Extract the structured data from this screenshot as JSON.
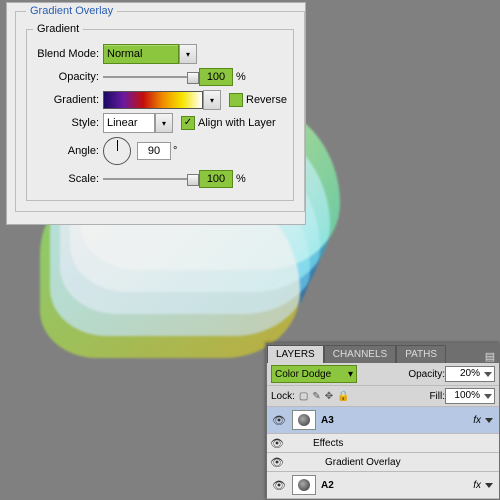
{
  "gradient_overlay": {
    "panel_title": "Gradient Overlay",
    "group_title": "Gradient",
    "blend_mode_label": "Blend Mode:",
    "blend_mode_value": "Normal",
    "opacity_label": "Opacity:",
    "opacity_value": "100",
    "opacity_unit": "%",
    "gradient_label": "Gradient:",
    "reverse_label": "Reverse",
    "reverse_checked": false,
    "style_label": "Style:",
    "style_value": "Linear",
    "align_label": "Align with Layer",
    "align_checked": true,
    "angle_label": "Angle:",
    "angle_value": "90",
    "angle_unit": "°",
    "scale_label": "Scale:",
    "scale_value": "100",
    "scale_unit": "%"
  },
  "layers_panel": {
    "tabs": {
      "layers": "LAYERS",
      "channels": "CHANNELS",
      "paths": "PATHS"
    },
    "blend_mode": "Color Dodge",
    "opacity_label": "Opacity:",
    "opacity_value": "20%",
    "lock_label": "Lock:",
    "fill_label": "Fill:",
    "fill_value": "100%",
    "items": {
      "a3": "A3",
      "effects": "Effects",
      "gradient_overlay": "Gradient Overlay",
      "a2": "A2"
    },
    "fx_label": "fx"
  }
}
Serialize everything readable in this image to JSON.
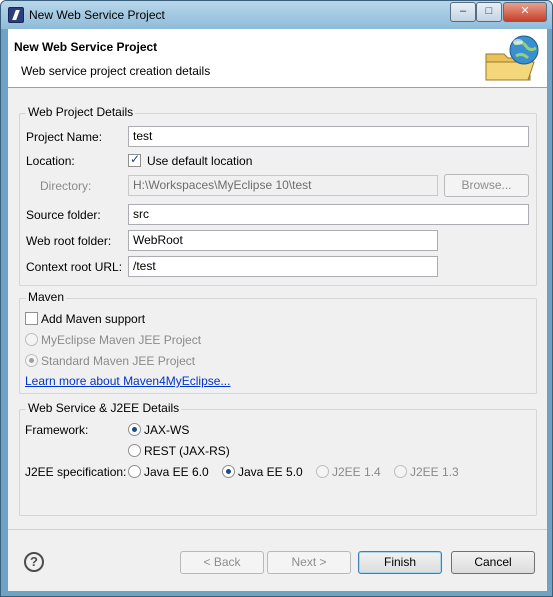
{
  "window": {
    "title": "New Web Service Project",
    "minimize_glyph": "–",
    "maximize_glyph": "□",
    "close_glyph": "✕"
  },
  "header": {
    "title": "New Web Service Project",
    "subtitle": "Web service project creation details",
    "icon": "folder-globe-icon"
  },
  "web_project": {
    "group_label": "Web Project Details",
    "project_name_label": "Project Name:",
    "project_name_value": "test",
    "location_label": "Location:",
    "use_default_location_label": "Use default location",
    "use_default_location_checked": true,
    "directory_label": "Directory:",
    "directory_value": "H:\\Workspaces\\MyEclipse 10\\test",
    "browse_label": "Browse...",
    "source_folder_label": "Source folder:",
    "source_folder_value": "src",
    "web_root_label": "Web root folder:",
    "web_root_value": "WebRoot",
    "context_root_label": "Context root URL:",
    "context_root_value": "/test"
  },
  "maven": {
    "group_label": "Maven",
    "add_support_label": "Add Maven support",
    "add_support_checked": false,
    "myeclipse_jee_label": "MyEclipse Maven JEE Project",
    "standard_jee_label": "Standard Maven JEE Project",
    "learn_more_link": "Learn more about Maven4MyEclipse..."
  },
  "ws": {
    "group_label": "Web Service & J2EE Details",
    "framework_label": "Framework:",
    "jaxws_label": "JAX-WS",
    "jaxrs_label": "REST (JAX-RS)",
    "j2ee_spec_label": "J2EE specification:",
    "javaee6_label": "Java EE 6.0",
    "javaee5_label": "Java EE 5.0",
    "j2ee14_label": "J2EE 1.4",
    "j2ee13_label": "J2EE 1.3",
    "selected_framework": "JAX-WS",
    "selected_spec": "Java EE 5.0"
  },
  "footer": {
    "help_glyph": "?",
    "back_label": "< Back",
    "next_label": "Next >",
    "finish_label": "Finish",
    "cancel_label": "Cancel"
  }
}
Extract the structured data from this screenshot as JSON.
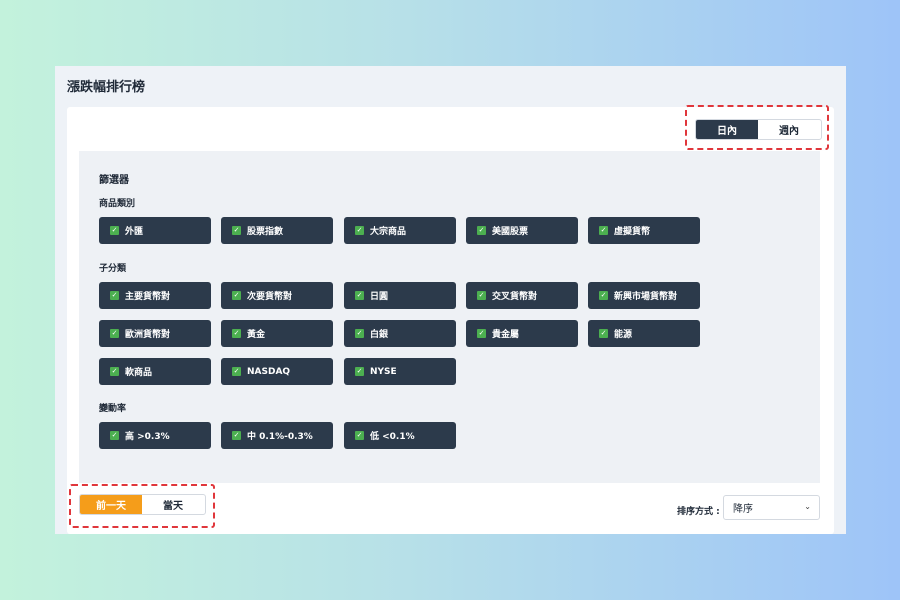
{
  "page": {
    "title": "漲跌幅排行榜"
  },
  "period_toggle": {
    "options": [
      "日內",
      "週內"
    ],
    "active": "日內"
  },
  "filter": {
    "title": "篩選器",
    "sections": [
      {
        "label": "商品類別",
        "chips": [
          "外匯",
          "股票指數",
          "大宗商品",
          "美國股票",
          "虛擬貨幣"
        ]
      },
      {
        "label": "子分類",
        "chips": [
          "主要貨幣對",
          "次要貨幣對",
          "日圓",
          "交叉貨幣對",
          "新興市場貨幣對",
          "歐洲貨幣對",
          "黃金",
          "白銀",
          "貴金屬",
          "能源",
          "軟商品",
          "NASDAQ",
          "NYSE"
        ]
      },
      {
        "label": "變動率",
        "chips": [
          "高 >0.3%",
          "中 0.1%-0.3%",
          "低 <0.1%"
        ]
      }
    ]
  },
  "day_toggle": {
    "options": [
      "前一天",
      "當天"
    ],
    "active": "前一天"
  },
  "sort": {
    "label": "排序方式 :",
    "value": "降序"
  },
  "colors": {
    "chip_bg": "#2c3a4b",
    "check_green": "#4caf50",
    "accent_orange": "#f59d1a",
    "highlight_red": "#e0363b"
  }
}
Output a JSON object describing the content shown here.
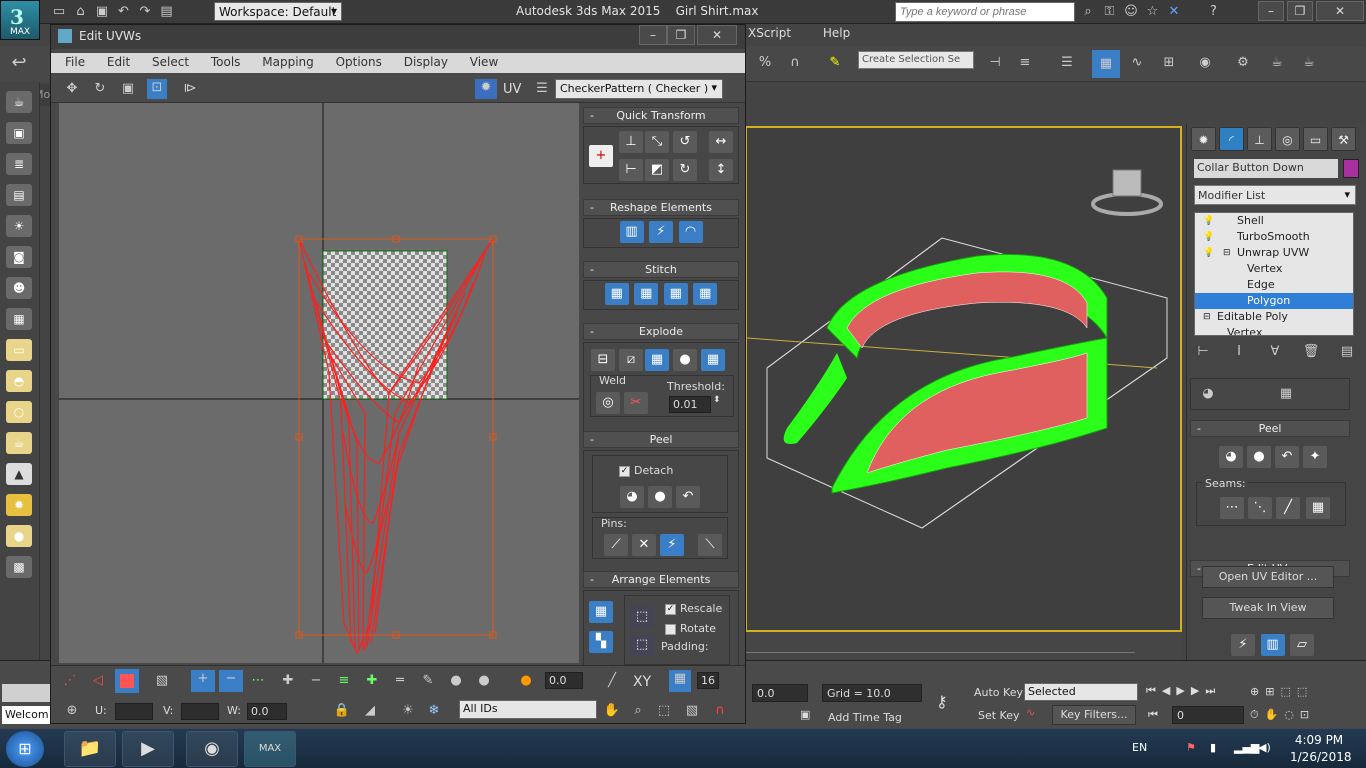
{
  "app": {
    "logo_label": "MAX",
    "workspace": "Workspace: Default",
    "title": "Autodesk 3ds Max  2015",
    "file": "Girl Shirt.max",
    "search_placeholder": "Type a keyword or phrase",
    "menu_partial": [
      "XScript",
      "Help"
    ],
    "selection_set_placeholder": "Create Selection Se",
    "toolbar_left_label": "Mo",
    "status_left": "Welcom"
  },
  "uv_editor": {
    "title": "Edit UVWs",
    "menu": [
      "File",
      "Edit",
      "Select",
      "Tools",
      "Mapping",
      "Options",
      "Display",
      "View"
    ],
    "uv_label": "UV",
    "checker_pattern": "CheckerPattern  ( Checker )",
    "panels": {
      "quick_transform": "Quick Transform",
      "reshape": "Reshape Elements",
      "stitch": "Stitch",
      "explode": "Explode",
      "weld": "Weld",
      "threshold_label": "Threshold:",
      "threshold_value": "0.01",
      "peel": "Peel",
      "detach": "Detach",
      "pins": "Pins:",
      "arrange": "Arrange Elements",
      "rescale": "Rescale",
      "rotate": "Rotate",
      "padding": "Padding:"
    },
    "bottom": {
      "soft_value": "0.0",
      "xy_label": "XY",
      "spin_value": "16",
      "u_label": "U:",
      "v_label": "V:",
      "w_label": "W:",
      "w_value": "0.0",
      "ids": "All IDs"
    }
  },
  "right_panel": {
    "object_name": "Collar Button Down",
    "modifier_list": "Modifier List",
    "stack": [
      "Shell",
      "TurboSmooth",
      "Unwrap UVW",
      "Vertex",
      "Edge",
      "Polygon",
      "Editable Poly",
      "Vertex"
    ],
    "peel_title": "Peel",
    "seams_label": "Seams:",
    "edit_uvs_title": "Edit UVs",
    "open_uv_editor": "Open UV Editor ...",
    "tweak_in_view": "Tweak In View"
  },
  "status": {
    "coord_value": "0.0",
    "grid": "Grid = 10.0",
    "add_time_tag": "Add Time Tag",
    "auto_key": "Auto Key",
    "set_key": "Set Key",
    "selected": "Selected",
    "key_filters": "Key Filters...",
    "frame": "0"
  },
  "taskbar": {
    "lang": "EN",
    "time": "4:09 PM",
    "date": "1/26/2018",
    "max_app_label": "MAX"
  },
  "colors": {
    "accent_blue": "#2f7fd8",
    "uv_red": "#ff1f1f",
    "mesh_green": "#2bff19",
    "object_color": "#a82fa0",
    "viewport_border": "#d4b020"
  }
}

*Exercise details*. Copy the listing in full and without alteration, omitting every picture.

*Response*.
Extract the structured data from this screenshot as JSON.
{
  "gradient_overlay": {
    "panel_title": "Gradient Overlay",
    "group_title": "Gradient",
    "blend_mode_label": "Blend Mode:",
    "blend_mode_value": "Normal",
    "opacity_label": "Opacity:",
    "opacity_value": "100",
    "opacity_unit": "%",
    "gradient_label": "Gradient:",
    "reverse_label": "Reverse",
    "reverse_checked": false,
    "style_label": "Style:",
    "style_value": "Linear",
    "align_label": "Align with Layer",
    "align_checked": true,
    "angle_label": "Angle:",
    "angle_value": "90",
    "angle_unit": "°",
    "scale_label": "Scale:",
    "scale_value": "100",
    "scale_unit": "%"
  },
  "layers_panel": {
    "tabs": {
      "layers": "LAYERS",
      "channels": "CHANNELS",
      "paths": "PATHS"
    },
    "blend_mode": "Color Dodge",
    "opacity_label": "Opacity:",
    "opacity_value": "20%",
    "lock_label": "Lock:",
    "fill_label": "Fill:",
    "fill_value": "100%",
    "items": {
      "a3": "A3",
      "effects": "Effects",
      "gradient_overlay": "Gradient Overlay",
      "a2": "A2"
    },
    "fx_label": "fx"
  }
}
Serialize everything readable in this image to JSON.
{
  "window": {
    "title": "New Web Service Project",
    "minimize_glyph": "–",
    "maximize_glyph": "□",
    "close_glyph": "✕"
  },
  "header": {
    "title": "New Web Service Project",
    "subtitle": "Web service project creation details",
    "icon": "folder-globe-icon"
  },
  "web_project": {
    "group_label": "Web Project Details",
    "project_name_label": "Project Name:",
    "project_name_value": "test",
    "location_label": "Location:",
    "use_default_location_label": "Use default location",
    "use_default_location_checked": true,
    "directory_label": "Directory:",
    "directory_value": "H:\\Workspaces\\MyEclipse 10\\test",
    "browse_label": "Browse...",
    "source_folder_label": "Source folder:",
    "source_folder_value": "src",
    "web_root_label": "Web root folder:",
    "web_root_value": "WebRoot",
    "context_root_label": "Context root URL:",
    "context_root_value": "/test"
  },
  "maven": {
    "group_label": "Maven",
    "add_support_label": "Add Maven support",
    "add_support_checked": false,
    "myeclipse_jee_label": "MyEclipse Maven JEE Project",
    "standard_jee_label": "Standard Maven JEE Project",
    "learn_more_link": "Learn more about Maven4MyEclipse..."
  },
  "ws": {
    "group_label": "Web Service & J2EE Details",
    "framework_label": "Framework:",
    "jaxws_label": "JAX-WS",
    "jaxrs_label": "REST (JAX-RS)",
    "j2ee_spec_label": "J2EE specification:",
    "javaee6_label": "Java EE 6.0",
    "javaee5_label": "Java EE 5.0",
    "j2ee14_label": "J2EE 1.4",
    "j2ee13_label": "J2EE 1.3",
    "selected_framework": "JAX-WS",
    "selected_spec": "Java EE 5.0"
  },
  "footer": {
    "help_glyph": "?",
    "back_label": "< Back",
    "next_label": "Next >",
    "finish_label": "Finish",
    "cancel_label": "Cancel"
  }
}
Extract the structured data from this screenshot as JSON.
{
  "page": {
    "title": "漲跌幅排行榜"
  },
  "period_toggle": {
    "options": [
      "日內",
      "週內"
    ],
    "active": "日內"
  },
  "filter": {
    "title": "篩選器",
    "sections": [
      {
        "label": "商品類別",
        "chips": [
          "外匯",
          "股票指數",
          "大宗商品",
          "美國股票",
          "虛擬貨幣"
        ]
      },
      {
        "label": "子分類",
        "chips": [
          "主要貨幣對",
          "次要貨幣對",
          "日圓",
          "交叉貨幣對",
          "新興市場貨幣對",
          "歐洲貨幣對",
          "黃金",
          "白銀",
          "貴金屬",
          "能源",
          "軟商品",
          "NASDAQ",
          "NYSE"
        ]
      },
      {
        "label": "變動率",
        "chips": [
          "高 >0.3%",
          "中 0.1%-0.3%",
          "低 <0.1%"
        ]
      }
    ]
  },
  "day_toggle": {
    "options": [
      "前一天",
      "當天"
    ],
    "active": "前一天"
  },
  "sort": {
    "label": "排序方式 :",
    "value": "降序"
  },
  "colors": {
    "chip_bg": "#2c3a4b",
    "check_green": "#4caf50",
    "accent_orange": "#f59d1a",
    "highlight_red": "#e0363b"
  }
}
Output a JSON object describing the content shown here.
{
  "app": {
    "logo_label": "MAX",
    "workspace": "Workspace: Default",
    "title": "Autodesk 3ds Max  2015",
    "file": "Girl Shirt.max",
    "search_placeholder": "Type a keyword or phrase",
    "menu_partial": [
      "XScript",
      "Help"
    ],
    "selection_set_placeholder": "Create Selection Se",
    "toolbar_left_label": "Mo",
    "status_left": "Welcom"
  },
  "uv_editor": {
    "title": "Edit UVWs",
    "menu": [
      "File",
      "Edit",
      "Select",
      "Tools",
      "Mapping",
      "Options",
      "Display",
      "View"
    ],
    "uv_label": "UV",
    "checker_pattern": "CheckerPattern  ( Checker )",
    "panels": {
      "quick_transform": "Quick Transform",
      "reshape": "Reshape Elements",
      "stitch": "Stitch",
      "explode": "Explode",
      "weld": "Weld",
      "threshold_label": "Threshold:",
      "threshold_value": "0.01",
      "peel": "Peel",
      "detach": "Detach",
      "pins": "Pins:",
      "arrange": "Arrange Elements",
      "rescale": "Rescale",
      "rotate": "Rotate",
      "padding": "Padding:"
    },
    "bottom": {
      "soft_value": "0.0",
      "xy_label": "XY",
      "spin_value": "16",
      "u_label": "U:",
      "v_label": "V:",
      "w_label": "W:",
      "w_value": "0.0",
      "ids": "All IDs"
    }
  },
  "right_panel": {
    "object_name": "Collar Button Down",
    "modifier_list": "Modifier List",
    "stack": [
      "Shell",
      "TurboSmooth",
      "Unwrap UVW",
      "Vertex",
      "Edge",
      "Polygon",
      "Editable Poly",
      "Vertex"
    ],
    "peel_title": "Peel",
    "seams_label": "Seams:",
    "edit_uvs_title": "Edit UVs",
    "open_uv_editor": "Open UV Editor ...",
    "tweak_in_view": "Tweak In View"
  },
  "status": {
    "coord_value": "0.0",
    "grid": "Grid = 10.0",
    "add_time_tag": "Add Time Tag",
    "auto_key": "Auto Key",
    "set_key": "Set Key",
    "selected": "Selected",
    "key_filters": "Key Filters...",
    "frame": "0"
  },
  "taskbar": {
    "lang": "EN",
    "time": "4:09 PM",
    "date": "1/26/2018",
    "max_app_label": "MAX"
  },
  "colors": {
    "accent_blue": "#2f7fd8",
    "uv_red": "#ff1f1f",
    "mesh_green": "#2bff19",
    "object_color": "#a82fa0",
    "viewport_border": "#d4b020"
  }
}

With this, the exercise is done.